■ **WHAT TO DO**
Copy out the lines from the one containing "stage-pipeline-select[interactable]: 001. Main" through the one containing "sidebar-item-sites[interactable]: Sites: [0, 1051, 438, 1123]", keeping each line unchanged.

Collection entries
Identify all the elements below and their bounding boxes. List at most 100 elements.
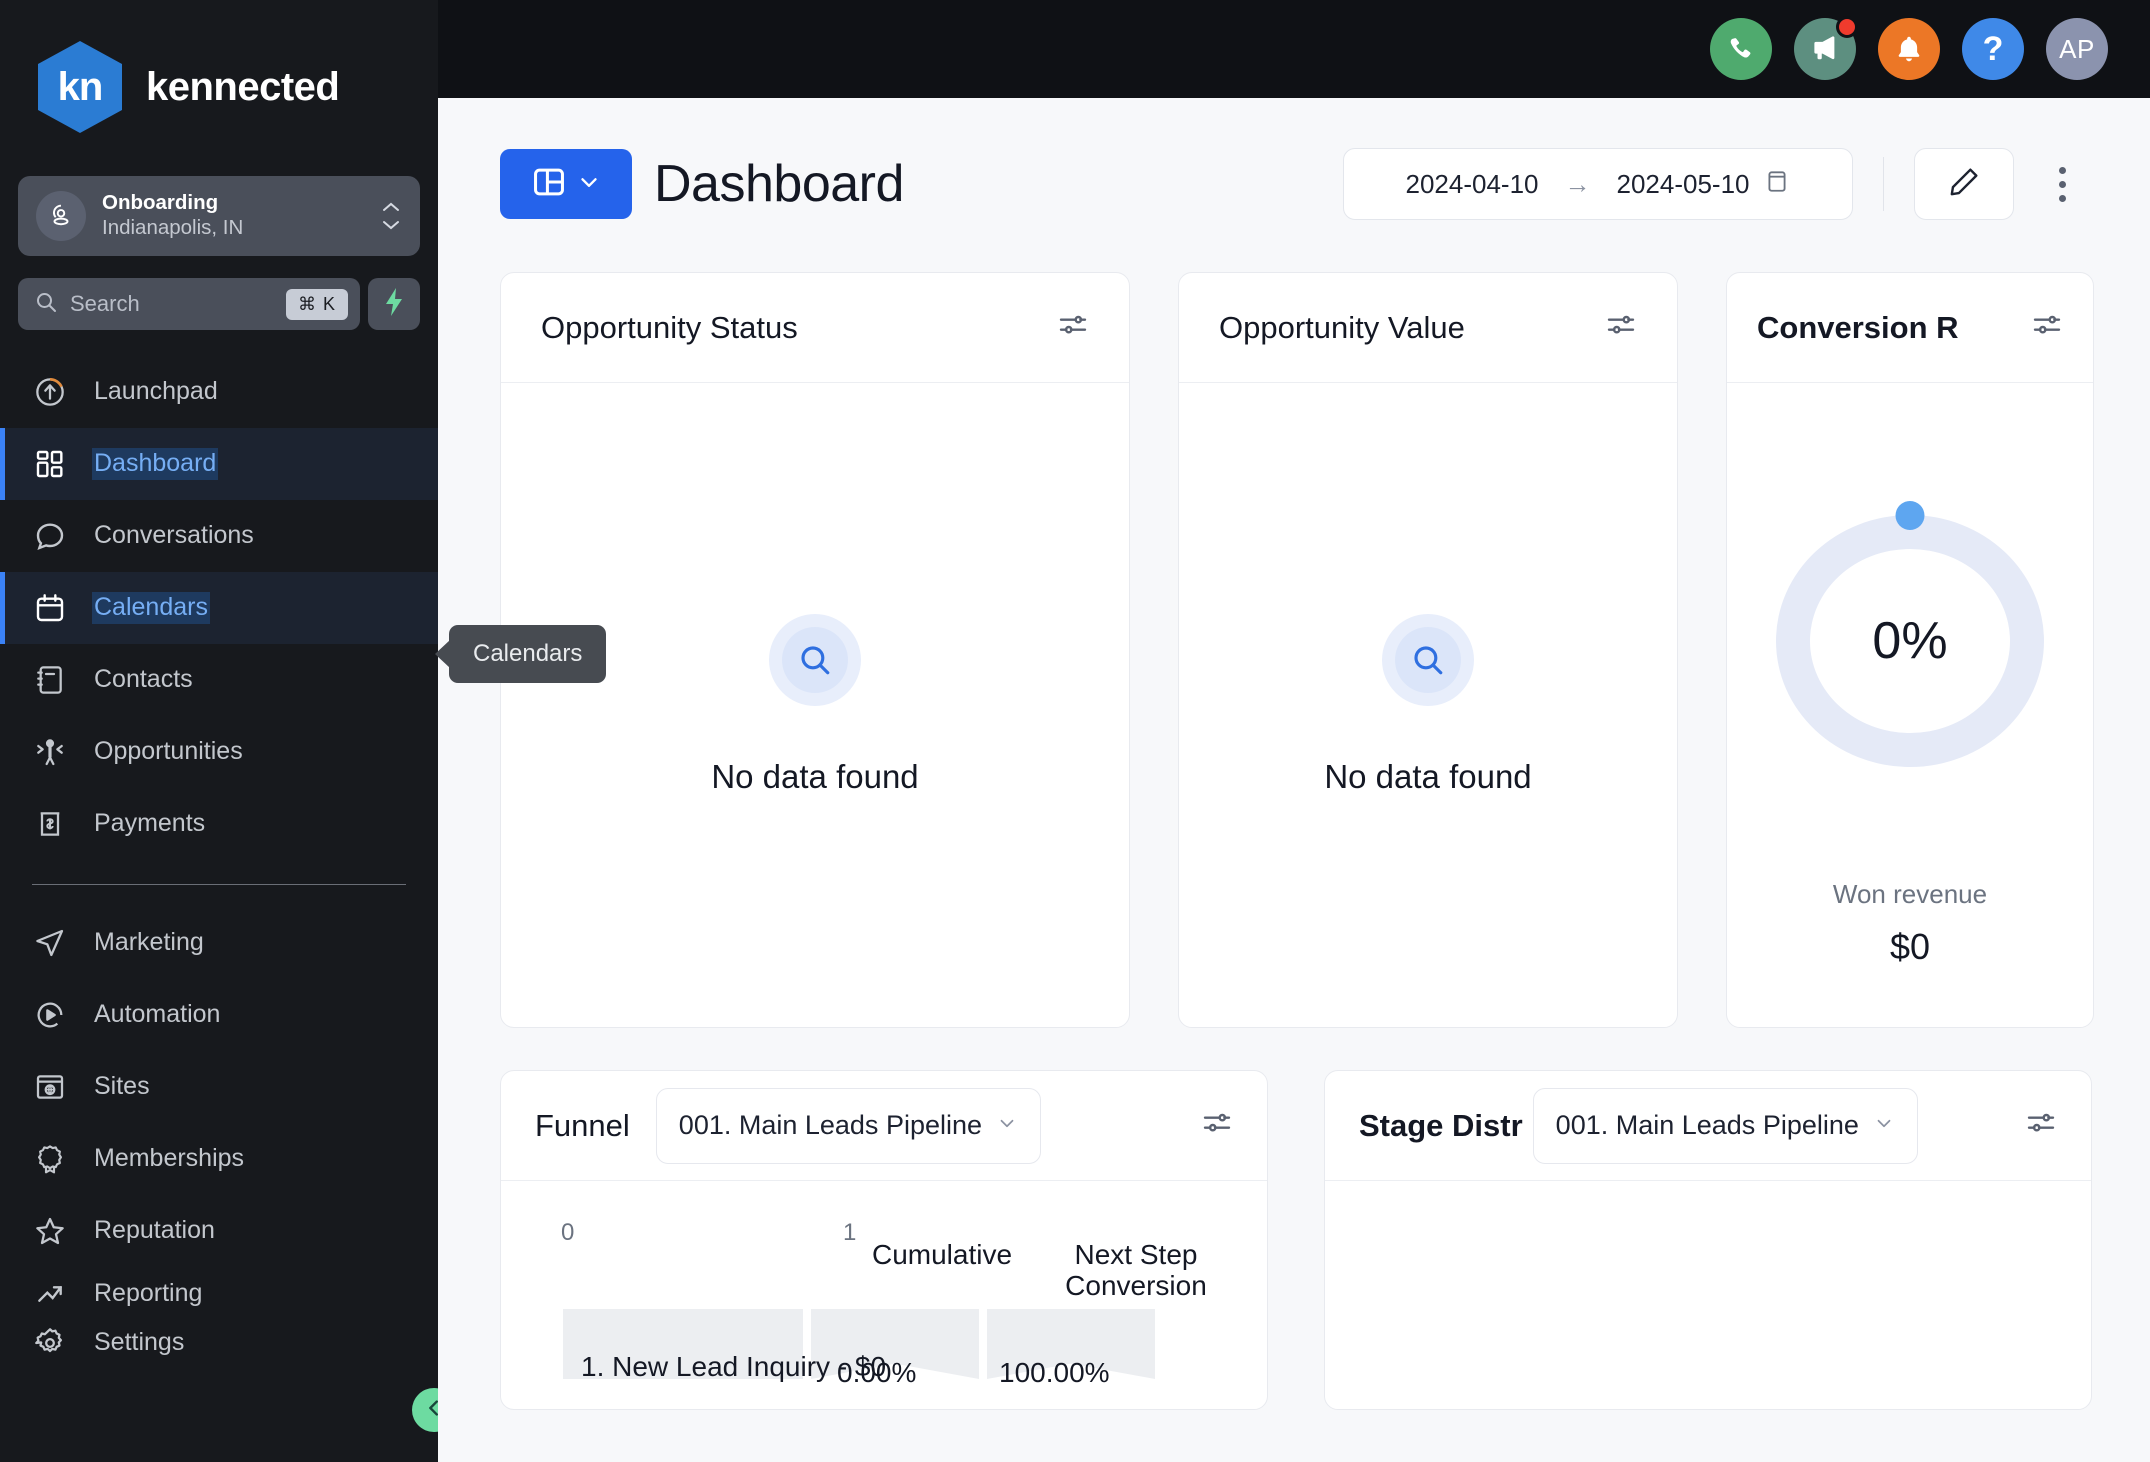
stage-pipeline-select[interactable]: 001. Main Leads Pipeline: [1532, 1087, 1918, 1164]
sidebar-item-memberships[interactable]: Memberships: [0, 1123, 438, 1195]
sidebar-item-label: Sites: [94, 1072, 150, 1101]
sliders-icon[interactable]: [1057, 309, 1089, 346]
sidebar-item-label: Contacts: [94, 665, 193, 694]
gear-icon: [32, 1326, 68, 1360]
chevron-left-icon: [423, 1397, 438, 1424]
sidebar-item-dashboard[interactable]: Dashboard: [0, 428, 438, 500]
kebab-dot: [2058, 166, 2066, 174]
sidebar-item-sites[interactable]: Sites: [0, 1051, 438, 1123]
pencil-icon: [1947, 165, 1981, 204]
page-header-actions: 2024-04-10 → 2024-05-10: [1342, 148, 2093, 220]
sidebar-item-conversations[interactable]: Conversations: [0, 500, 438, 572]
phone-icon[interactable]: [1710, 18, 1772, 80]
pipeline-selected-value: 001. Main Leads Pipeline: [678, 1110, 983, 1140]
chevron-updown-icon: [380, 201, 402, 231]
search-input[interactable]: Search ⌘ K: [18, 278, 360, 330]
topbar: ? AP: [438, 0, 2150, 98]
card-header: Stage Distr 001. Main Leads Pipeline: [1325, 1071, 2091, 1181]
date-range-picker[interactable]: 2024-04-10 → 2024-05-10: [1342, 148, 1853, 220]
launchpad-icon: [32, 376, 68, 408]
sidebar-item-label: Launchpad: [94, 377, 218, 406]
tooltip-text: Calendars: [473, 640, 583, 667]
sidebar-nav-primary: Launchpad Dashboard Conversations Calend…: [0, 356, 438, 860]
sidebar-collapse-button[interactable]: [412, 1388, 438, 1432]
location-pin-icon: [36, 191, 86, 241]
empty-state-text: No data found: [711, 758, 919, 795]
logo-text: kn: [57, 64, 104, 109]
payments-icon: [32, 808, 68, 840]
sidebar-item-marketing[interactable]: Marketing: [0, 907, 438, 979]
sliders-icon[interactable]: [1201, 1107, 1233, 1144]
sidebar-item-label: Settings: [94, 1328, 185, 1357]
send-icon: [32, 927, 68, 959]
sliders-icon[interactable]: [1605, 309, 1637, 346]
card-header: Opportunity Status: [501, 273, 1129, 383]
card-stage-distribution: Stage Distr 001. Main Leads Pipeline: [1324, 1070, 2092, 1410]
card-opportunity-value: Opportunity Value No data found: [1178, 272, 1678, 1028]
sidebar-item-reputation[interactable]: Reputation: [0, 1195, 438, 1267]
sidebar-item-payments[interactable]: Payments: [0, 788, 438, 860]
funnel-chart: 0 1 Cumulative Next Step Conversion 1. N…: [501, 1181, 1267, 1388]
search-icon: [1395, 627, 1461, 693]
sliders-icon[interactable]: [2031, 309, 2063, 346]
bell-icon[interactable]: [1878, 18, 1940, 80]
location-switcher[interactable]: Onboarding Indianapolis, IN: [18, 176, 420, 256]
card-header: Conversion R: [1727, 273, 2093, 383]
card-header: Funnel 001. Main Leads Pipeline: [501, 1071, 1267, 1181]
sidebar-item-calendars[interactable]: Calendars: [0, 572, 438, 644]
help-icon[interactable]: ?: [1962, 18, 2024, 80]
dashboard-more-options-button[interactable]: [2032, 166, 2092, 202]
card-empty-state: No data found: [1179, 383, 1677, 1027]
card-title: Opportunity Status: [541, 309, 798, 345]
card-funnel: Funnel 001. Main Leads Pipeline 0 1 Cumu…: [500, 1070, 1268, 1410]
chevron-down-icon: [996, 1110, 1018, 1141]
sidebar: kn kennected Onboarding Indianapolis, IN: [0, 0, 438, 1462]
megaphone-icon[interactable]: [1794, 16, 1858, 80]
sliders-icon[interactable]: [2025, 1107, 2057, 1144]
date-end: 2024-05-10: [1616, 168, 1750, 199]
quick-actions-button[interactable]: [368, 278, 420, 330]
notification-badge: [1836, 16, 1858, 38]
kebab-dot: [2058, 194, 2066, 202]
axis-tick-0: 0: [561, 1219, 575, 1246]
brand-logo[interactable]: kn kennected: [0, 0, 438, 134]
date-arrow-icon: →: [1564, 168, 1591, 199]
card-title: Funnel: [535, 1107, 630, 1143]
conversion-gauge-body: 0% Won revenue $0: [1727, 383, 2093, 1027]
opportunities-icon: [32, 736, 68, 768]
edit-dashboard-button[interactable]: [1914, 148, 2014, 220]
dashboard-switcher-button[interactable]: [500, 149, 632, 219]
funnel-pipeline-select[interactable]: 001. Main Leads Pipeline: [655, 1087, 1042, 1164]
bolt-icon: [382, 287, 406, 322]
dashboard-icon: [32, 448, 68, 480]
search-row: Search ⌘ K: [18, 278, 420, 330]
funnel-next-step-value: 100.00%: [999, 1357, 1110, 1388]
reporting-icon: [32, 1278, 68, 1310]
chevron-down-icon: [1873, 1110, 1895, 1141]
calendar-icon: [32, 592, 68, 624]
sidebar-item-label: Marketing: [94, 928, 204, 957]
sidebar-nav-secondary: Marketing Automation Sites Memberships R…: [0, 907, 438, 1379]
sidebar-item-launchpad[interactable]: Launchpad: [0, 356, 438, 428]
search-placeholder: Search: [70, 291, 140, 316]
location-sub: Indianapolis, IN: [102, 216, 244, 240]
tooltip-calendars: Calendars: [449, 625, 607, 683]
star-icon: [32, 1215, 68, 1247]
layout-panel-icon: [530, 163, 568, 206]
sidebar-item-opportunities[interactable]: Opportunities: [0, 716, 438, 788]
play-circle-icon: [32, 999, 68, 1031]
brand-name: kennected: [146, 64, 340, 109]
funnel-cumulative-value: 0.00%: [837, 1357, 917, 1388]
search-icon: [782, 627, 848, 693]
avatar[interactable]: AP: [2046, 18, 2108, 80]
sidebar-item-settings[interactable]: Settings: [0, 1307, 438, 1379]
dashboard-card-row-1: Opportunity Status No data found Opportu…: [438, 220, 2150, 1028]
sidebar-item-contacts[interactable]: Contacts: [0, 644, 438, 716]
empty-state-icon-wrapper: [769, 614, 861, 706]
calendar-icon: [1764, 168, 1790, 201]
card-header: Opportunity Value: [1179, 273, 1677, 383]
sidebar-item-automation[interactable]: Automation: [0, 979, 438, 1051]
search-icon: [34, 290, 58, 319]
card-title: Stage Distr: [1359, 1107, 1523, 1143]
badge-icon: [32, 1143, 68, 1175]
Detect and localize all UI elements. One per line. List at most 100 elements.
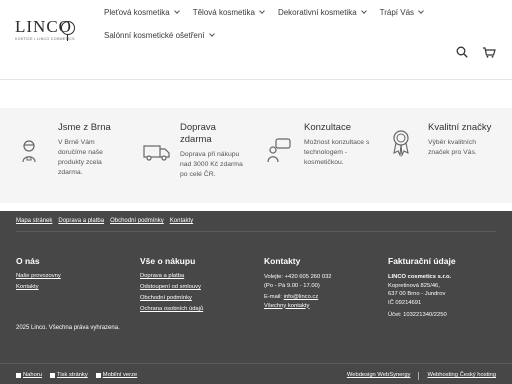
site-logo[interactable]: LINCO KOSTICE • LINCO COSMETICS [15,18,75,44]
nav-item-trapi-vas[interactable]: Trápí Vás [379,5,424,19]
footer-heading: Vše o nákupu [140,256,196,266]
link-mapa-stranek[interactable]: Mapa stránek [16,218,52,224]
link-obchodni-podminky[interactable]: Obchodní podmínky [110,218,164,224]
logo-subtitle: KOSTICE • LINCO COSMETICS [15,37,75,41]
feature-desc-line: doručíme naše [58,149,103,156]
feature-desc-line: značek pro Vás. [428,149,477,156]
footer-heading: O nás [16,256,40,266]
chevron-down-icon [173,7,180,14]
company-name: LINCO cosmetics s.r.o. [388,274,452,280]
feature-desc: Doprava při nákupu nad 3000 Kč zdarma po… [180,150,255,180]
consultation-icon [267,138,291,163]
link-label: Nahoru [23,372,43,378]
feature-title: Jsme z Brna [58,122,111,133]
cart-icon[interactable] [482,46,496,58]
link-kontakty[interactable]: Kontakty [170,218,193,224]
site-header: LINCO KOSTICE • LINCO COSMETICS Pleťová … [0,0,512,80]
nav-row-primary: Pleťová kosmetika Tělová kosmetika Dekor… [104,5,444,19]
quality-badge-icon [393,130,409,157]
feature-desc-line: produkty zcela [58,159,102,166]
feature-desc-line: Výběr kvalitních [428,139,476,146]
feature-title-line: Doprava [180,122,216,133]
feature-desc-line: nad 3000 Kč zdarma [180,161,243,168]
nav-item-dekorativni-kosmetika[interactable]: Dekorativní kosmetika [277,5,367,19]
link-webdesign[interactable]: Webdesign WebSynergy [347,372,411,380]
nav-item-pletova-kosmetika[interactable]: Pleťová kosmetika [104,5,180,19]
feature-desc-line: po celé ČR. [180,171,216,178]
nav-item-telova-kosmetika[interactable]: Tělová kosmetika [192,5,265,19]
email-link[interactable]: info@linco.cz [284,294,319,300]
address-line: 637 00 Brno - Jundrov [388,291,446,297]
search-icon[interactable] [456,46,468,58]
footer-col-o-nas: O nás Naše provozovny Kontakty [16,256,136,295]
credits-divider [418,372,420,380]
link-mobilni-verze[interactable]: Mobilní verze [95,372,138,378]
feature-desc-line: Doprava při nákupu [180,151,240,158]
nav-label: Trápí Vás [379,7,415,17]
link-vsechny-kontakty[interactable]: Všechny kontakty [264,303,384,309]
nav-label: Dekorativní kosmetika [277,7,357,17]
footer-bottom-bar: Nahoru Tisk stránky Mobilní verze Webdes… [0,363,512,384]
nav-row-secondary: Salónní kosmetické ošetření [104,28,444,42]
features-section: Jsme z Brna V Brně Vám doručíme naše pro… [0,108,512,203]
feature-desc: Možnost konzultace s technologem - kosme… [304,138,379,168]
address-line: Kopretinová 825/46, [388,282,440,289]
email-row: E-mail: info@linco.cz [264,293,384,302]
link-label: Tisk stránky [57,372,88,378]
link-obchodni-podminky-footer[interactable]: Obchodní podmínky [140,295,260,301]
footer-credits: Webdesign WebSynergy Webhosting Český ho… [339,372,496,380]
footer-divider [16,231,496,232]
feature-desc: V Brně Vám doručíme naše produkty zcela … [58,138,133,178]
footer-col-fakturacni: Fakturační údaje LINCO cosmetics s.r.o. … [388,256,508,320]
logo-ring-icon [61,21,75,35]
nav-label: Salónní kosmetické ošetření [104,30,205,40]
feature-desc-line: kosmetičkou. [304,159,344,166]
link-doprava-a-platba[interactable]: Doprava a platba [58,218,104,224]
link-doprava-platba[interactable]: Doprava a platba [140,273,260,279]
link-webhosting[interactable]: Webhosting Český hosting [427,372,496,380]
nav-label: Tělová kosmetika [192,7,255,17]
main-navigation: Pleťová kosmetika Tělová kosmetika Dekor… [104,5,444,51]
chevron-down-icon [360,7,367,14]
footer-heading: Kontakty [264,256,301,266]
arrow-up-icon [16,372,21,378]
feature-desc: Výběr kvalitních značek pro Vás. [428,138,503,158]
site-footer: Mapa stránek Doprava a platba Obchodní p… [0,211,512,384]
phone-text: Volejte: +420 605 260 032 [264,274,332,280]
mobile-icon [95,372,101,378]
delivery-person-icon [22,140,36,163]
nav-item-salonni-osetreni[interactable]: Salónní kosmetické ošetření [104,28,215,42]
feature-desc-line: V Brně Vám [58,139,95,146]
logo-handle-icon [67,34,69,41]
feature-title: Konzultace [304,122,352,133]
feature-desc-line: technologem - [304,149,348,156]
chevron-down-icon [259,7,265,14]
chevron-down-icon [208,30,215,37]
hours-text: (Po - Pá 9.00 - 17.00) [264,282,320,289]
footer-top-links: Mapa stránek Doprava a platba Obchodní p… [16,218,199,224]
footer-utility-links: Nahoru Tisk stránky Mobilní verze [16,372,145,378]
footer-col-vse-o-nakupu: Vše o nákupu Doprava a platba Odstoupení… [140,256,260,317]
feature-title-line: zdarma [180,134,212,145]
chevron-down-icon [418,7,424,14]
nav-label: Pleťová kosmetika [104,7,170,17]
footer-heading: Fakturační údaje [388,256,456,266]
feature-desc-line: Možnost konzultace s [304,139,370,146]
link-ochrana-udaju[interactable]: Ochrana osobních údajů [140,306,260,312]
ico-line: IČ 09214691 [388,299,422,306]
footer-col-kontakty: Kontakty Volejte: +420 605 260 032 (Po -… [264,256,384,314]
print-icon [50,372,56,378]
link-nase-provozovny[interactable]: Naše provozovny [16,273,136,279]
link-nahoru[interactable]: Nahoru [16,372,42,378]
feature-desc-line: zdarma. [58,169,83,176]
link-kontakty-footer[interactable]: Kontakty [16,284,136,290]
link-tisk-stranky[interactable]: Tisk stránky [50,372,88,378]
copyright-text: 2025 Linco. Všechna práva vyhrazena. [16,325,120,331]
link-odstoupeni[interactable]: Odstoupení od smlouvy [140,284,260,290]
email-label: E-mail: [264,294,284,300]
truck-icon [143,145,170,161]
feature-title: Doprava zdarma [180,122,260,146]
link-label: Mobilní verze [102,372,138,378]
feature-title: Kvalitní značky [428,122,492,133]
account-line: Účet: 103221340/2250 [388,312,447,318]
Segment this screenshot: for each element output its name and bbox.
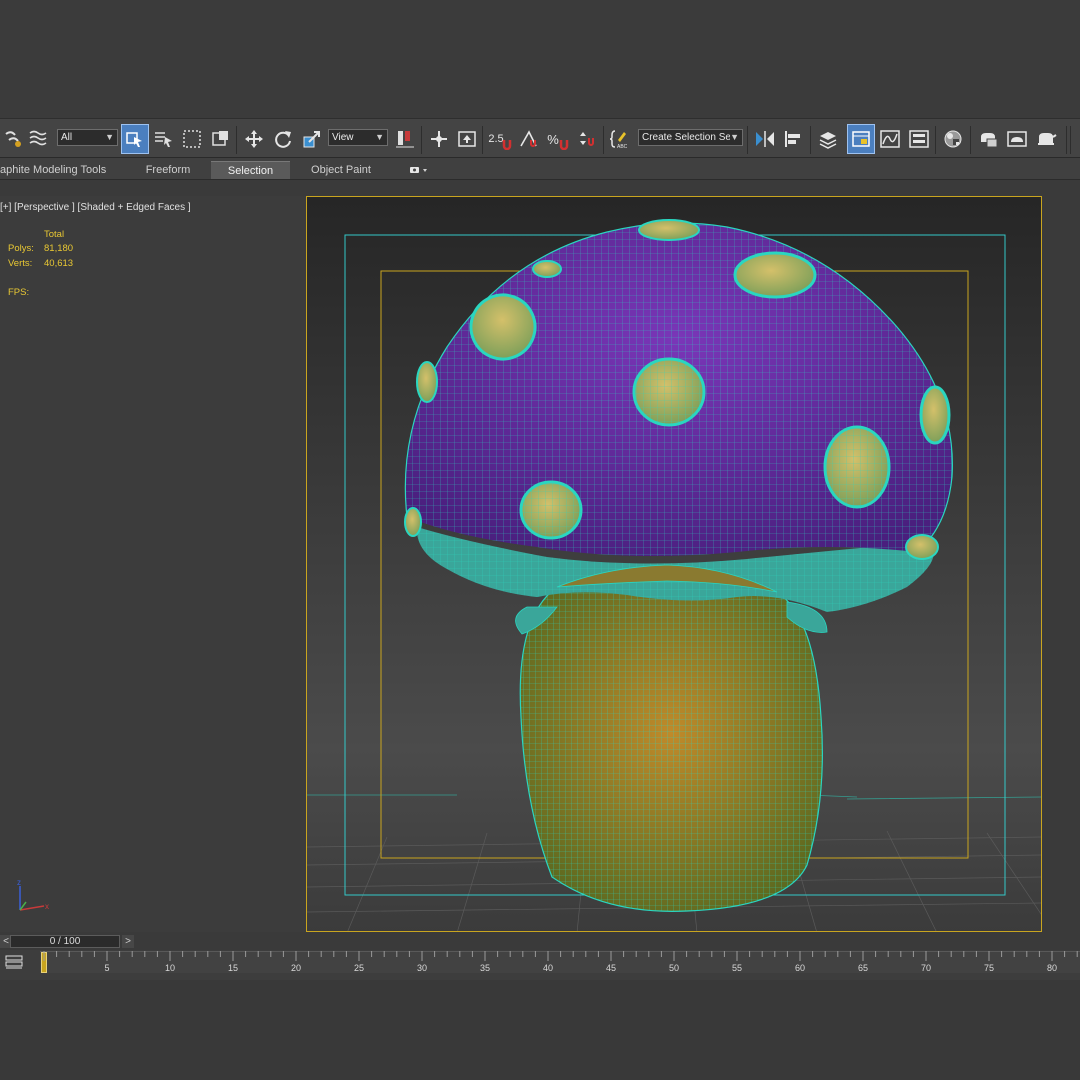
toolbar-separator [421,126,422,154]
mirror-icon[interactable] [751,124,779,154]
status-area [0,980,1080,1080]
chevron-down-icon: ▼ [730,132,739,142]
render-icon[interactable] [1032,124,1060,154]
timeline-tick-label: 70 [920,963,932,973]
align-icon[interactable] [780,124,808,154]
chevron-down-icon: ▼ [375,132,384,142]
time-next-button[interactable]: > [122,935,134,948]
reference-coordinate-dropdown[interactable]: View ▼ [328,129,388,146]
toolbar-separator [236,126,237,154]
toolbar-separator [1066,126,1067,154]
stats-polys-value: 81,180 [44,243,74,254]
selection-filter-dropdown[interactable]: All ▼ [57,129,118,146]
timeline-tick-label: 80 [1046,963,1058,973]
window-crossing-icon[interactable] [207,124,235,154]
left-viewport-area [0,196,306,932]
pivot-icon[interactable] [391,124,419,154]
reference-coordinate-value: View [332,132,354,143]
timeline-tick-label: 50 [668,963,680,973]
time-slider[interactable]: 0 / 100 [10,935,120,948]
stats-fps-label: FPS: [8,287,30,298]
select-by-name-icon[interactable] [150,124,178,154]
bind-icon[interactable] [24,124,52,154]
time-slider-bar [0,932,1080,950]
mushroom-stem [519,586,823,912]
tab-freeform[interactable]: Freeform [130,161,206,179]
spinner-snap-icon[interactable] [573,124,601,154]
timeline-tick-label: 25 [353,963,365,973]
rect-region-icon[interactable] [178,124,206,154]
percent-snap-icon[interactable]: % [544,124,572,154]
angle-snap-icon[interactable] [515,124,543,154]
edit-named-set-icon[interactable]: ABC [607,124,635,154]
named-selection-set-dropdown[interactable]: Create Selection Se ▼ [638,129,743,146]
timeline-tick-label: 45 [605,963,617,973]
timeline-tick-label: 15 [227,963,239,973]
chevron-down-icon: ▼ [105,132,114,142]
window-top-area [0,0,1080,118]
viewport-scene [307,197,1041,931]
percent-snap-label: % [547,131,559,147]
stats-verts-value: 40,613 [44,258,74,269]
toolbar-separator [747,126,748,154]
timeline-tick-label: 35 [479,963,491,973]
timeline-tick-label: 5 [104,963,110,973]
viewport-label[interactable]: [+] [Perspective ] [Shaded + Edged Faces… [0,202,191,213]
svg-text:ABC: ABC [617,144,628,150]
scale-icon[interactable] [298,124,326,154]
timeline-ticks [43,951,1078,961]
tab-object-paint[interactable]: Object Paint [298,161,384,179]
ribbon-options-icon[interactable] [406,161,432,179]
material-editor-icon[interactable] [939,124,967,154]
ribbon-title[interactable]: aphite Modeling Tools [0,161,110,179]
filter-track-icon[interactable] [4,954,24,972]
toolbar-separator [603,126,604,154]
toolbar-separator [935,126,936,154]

■ **FINAL RESULT**
stage-pipeline-select[interactable]: 001. Main Leads Pipeline: [1532, 1087, 1918, 1164]
sidebar-item-memberships[interactable]: Memberships: [0, 1123, 438, 1195]
sidebar-item-label: Sites: [94, 1072, 150, 1101]
sliders-icon[interactable]: [1057, 309, 1089, 346]
sidebar-item-label: Contacts: [94, 665, 193, 694]
gear-icon: [32, 1326, 68, 1360]
chevron-left-icon: [423, 1397, 438, 1424]
sidebar-item-dashboard[interactable]: Dashboard: [0, 428, 438, 500]
kebab-dot: [2058, 166, 2066, 174]
sidebar-item-sites[interactable]: Sites: [0, 1051, 438, 1123]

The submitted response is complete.